## DATASET EXCERPTS
:::::

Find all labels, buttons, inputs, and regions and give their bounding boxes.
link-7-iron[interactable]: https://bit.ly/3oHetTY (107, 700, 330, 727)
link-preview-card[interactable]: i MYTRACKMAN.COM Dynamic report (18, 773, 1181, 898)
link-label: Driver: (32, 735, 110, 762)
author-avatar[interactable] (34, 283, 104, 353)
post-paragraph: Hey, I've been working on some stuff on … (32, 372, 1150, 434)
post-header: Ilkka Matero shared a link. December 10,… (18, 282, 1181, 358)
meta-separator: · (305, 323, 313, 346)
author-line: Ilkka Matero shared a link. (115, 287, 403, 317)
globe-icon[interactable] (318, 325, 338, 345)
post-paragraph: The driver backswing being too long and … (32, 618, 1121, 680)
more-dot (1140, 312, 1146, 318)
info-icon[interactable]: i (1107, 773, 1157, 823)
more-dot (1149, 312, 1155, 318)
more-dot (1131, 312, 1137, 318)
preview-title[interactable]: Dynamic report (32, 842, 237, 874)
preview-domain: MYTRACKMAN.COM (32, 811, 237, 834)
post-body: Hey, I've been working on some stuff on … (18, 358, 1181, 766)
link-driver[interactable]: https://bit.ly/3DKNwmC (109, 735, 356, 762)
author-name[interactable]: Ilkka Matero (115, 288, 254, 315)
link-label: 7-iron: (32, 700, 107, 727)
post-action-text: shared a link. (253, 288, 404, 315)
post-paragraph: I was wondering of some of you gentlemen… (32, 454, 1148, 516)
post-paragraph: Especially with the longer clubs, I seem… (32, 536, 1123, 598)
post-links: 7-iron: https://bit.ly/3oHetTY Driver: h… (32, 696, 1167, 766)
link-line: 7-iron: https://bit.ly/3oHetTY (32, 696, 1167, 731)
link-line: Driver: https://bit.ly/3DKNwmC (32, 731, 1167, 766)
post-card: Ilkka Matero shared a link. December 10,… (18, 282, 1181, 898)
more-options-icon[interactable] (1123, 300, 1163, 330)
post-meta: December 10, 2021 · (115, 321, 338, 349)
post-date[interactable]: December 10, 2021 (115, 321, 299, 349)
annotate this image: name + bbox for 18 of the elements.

:::::

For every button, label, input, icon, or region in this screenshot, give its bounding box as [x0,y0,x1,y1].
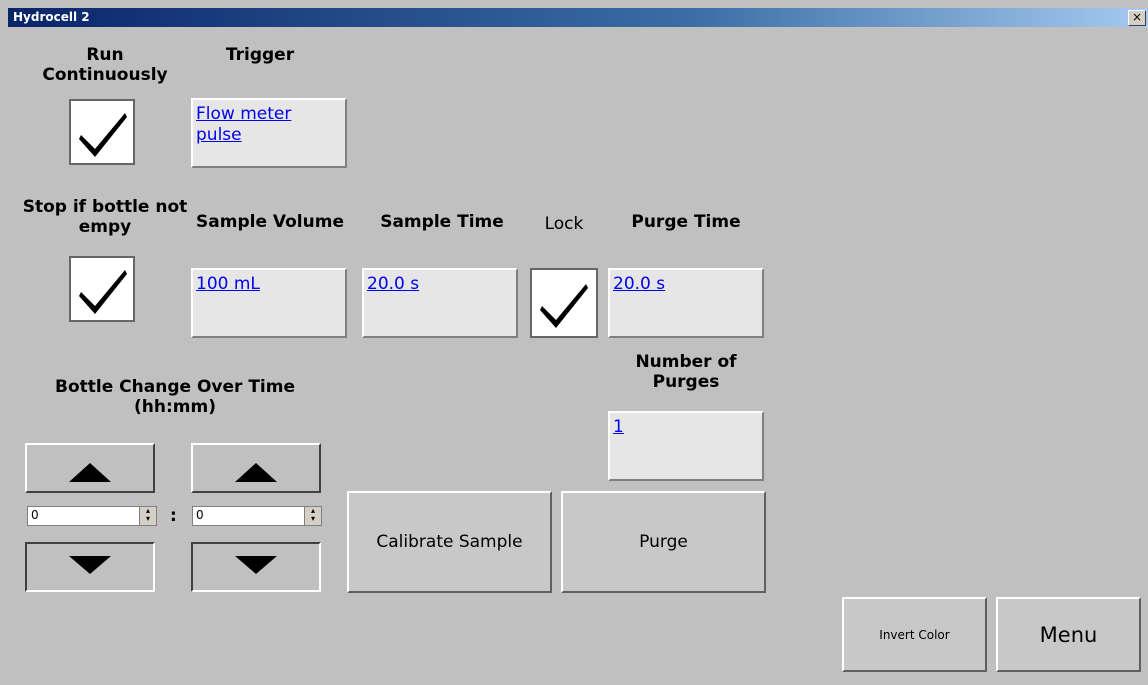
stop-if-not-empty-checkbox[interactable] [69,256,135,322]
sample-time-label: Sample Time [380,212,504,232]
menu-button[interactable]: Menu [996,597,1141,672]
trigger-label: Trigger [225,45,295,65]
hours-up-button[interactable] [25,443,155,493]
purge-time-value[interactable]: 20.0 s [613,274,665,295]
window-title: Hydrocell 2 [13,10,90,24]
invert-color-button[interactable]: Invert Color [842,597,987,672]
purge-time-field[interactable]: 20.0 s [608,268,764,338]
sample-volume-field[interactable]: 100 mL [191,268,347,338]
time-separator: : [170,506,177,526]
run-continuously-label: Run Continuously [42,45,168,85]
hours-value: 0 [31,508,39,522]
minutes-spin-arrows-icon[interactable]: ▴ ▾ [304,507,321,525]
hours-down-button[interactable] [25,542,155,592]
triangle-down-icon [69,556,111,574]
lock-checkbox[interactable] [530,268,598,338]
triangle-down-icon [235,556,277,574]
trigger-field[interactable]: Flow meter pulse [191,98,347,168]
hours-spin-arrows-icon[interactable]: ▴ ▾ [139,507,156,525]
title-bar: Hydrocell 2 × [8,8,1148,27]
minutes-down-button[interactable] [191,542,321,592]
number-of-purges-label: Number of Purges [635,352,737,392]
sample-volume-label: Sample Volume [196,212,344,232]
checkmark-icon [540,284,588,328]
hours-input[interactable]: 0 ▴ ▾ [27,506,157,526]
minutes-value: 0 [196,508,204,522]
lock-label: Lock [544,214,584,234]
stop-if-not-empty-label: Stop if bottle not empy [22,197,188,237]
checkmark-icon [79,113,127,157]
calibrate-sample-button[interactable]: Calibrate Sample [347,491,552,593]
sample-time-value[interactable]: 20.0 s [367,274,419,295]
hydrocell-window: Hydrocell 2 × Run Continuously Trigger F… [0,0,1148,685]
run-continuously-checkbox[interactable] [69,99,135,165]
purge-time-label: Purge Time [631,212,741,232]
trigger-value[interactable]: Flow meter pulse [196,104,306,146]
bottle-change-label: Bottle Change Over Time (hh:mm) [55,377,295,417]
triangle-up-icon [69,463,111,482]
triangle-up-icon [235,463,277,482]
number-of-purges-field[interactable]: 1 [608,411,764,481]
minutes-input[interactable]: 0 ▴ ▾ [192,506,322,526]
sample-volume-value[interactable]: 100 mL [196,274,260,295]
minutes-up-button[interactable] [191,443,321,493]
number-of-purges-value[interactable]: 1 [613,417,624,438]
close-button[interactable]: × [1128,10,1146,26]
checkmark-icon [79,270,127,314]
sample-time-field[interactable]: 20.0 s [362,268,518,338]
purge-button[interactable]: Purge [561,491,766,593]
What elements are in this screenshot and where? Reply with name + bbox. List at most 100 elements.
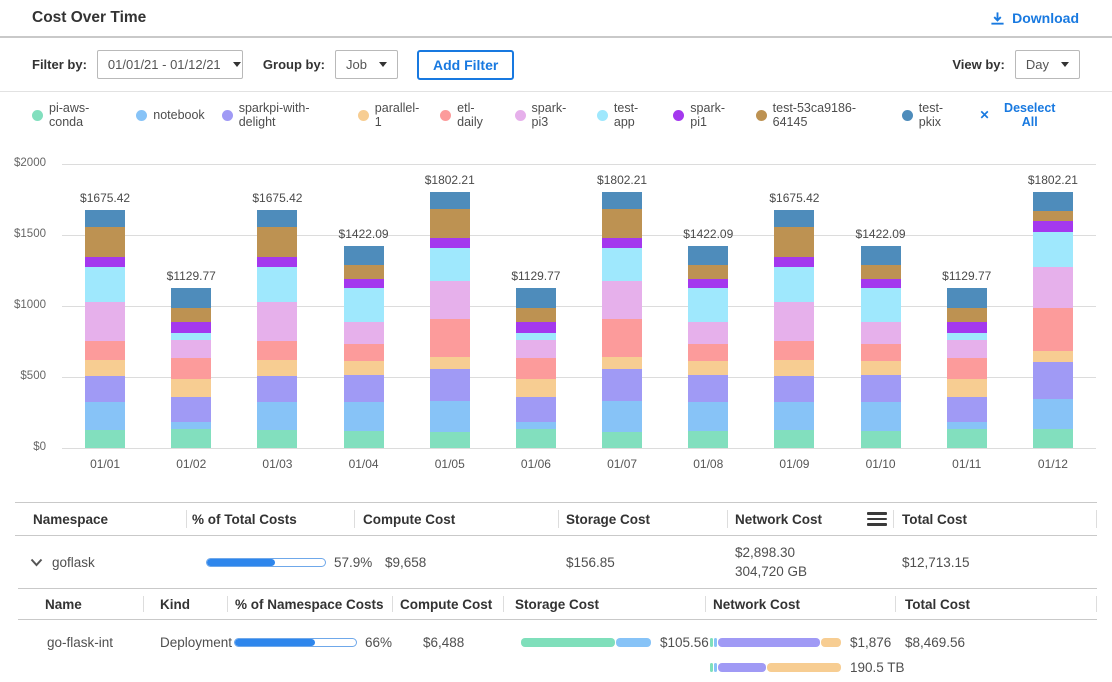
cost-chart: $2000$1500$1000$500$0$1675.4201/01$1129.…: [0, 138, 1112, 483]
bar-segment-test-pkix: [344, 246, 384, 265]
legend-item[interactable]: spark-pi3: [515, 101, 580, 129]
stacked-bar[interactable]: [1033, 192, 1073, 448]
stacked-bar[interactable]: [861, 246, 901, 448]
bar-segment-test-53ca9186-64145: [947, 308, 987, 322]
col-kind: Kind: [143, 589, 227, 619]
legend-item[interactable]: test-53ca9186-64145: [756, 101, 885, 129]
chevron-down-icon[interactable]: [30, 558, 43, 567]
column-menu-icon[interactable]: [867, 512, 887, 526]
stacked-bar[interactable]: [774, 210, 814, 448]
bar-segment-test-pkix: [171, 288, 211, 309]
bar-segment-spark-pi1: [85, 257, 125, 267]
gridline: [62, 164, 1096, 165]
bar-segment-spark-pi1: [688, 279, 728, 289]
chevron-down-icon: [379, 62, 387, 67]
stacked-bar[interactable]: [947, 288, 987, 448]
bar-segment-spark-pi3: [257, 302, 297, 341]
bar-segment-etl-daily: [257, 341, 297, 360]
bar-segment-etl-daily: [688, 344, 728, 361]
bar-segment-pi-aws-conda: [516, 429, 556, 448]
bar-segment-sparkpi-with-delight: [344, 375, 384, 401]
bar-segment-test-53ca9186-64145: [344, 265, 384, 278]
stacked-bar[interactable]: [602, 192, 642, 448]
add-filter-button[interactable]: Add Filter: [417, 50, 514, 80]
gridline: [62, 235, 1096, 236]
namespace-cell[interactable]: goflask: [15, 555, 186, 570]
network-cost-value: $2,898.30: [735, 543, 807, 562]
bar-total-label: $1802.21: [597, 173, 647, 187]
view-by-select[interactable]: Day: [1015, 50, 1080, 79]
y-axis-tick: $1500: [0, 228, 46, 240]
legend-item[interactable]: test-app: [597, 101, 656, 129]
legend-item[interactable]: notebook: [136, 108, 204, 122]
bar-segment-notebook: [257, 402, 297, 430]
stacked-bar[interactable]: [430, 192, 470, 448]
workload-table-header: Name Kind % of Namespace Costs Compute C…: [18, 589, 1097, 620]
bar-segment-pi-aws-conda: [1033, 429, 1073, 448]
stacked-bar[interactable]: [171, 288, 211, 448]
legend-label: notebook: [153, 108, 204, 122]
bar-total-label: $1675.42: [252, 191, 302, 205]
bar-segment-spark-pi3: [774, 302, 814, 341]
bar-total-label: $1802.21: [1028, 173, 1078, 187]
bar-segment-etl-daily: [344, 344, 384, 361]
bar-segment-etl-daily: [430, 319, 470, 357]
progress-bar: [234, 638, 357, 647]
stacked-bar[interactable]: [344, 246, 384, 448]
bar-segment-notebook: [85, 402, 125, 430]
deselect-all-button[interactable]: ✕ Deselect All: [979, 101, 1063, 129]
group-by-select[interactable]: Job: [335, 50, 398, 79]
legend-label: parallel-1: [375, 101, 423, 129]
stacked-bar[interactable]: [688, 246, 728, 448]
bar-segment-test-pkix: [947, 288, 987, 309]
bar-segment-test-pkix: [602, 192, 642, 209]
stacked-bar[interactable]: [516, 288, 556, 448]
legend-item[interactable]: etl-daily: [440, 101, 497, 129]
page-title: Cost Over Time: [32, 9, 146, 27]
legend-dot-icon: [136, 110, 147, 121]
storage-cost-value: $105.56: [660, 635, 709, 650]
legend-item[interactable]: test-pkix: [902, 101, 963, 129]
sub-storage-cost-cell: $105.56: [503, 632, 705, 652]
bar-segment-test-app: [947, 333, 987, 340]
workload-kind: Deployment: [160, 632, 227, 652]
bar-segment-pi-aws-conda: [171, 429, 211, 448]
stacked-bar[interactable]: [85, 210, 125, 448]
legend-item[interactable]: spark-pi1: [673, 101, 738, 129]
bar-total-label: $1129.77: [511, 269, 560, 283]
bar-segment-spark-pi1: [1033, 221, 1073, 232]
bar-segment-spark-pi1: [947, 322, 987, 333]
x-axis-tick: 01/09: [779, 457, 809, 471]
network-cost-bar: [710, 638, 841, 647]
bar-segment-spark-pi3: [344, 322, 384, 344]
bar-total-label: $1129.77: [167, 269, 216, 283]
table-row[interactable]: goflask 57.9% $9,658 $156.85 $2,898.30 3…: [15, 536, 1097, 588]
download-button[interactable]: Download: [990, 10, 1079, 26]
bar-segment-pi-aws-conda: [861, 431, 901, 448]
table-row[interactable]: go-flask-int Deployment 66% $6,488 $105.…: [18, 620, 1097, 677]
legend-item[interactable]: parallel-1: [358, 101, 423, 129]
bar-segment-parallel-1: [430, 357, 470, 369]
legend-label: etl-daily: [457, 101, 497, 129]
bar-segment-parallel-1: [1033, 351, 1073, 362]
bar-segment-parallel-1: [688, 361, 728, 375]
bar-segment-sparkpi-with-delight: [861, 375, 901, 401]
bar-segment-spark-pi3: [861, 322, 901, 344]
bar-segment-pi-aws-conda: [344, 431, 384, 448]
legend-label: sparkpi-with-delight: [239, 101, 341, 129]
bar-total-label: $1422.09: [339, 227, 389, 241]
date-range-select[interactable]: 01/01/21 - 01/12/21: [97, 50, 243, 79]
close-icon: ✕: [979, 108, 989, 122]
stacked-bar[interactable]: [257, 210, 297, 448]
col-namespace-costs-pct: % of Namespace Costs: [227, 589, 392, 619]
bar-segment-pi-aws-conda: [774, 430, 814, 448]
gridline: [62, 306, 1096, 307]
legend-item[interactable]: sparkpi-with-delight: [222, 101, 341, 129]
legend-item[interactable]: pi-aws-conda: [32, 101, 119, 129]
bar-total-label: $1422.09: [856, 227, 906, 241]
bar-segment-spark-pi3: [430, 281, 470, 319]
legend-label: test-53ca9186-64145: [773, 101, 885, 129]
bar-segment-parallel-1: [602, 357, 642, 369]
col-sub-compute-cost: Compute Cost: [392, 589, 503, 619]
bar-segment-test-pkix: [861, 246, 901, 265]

:::::

## PROBLEM DESCRIPTION
In the records, take the lines from the line with "Find all labels, buttons, inputs, and" to the line with "preview-domain: MYTRACKMAN.COM (32, 811, 237, 834)" and write them out again, swapping "more-dot" for "menu-dot" and leaving everything else the same.

## RESULT BELOW
Find all labels, buttons, inputs, and regions and give their bounding boxes.
link-7-iron[interactable]: https://bit.ly/3oHetTY (107, 700, 330, 727)
link-preview-card[interactable]: i MYTRACKMAN.COM Dynamic report (18, 773, 1181, 898)
link-label: Driver: (32, 735, 110, 762)
author-avatar[interactable] (34, 283, 104, 353)
post-paragraph: Hey, I've been working on some stuff on … (32, 372, 1150, 434)
post-header: Ilkka Matero shared a link. December 10,… (18, 282, 1181, 358)
meta-separator: · (305, 323, 313, 346)
author-line: Ilkka Matero shared a link. (115, 287, 403, 317)
globe-icon[interactable] (318, 325, 338, 345)
post-paragraph: The driver backswing being too long and … (32, 618, 1121, 680)
menu-dot (1140, 312, 1146, 318)
info-icon[interactable]: i (1107, 773, 1157, 823)
menu-dot (1149, 312, 1155, 318)
menu-dot (1131, 312, 1137, 318)
preview-title[interactable]: Dynamic report (32, 842, 237, 874)
preview-domain: MYTRACKMAN.COM (32, 811, 237, 834)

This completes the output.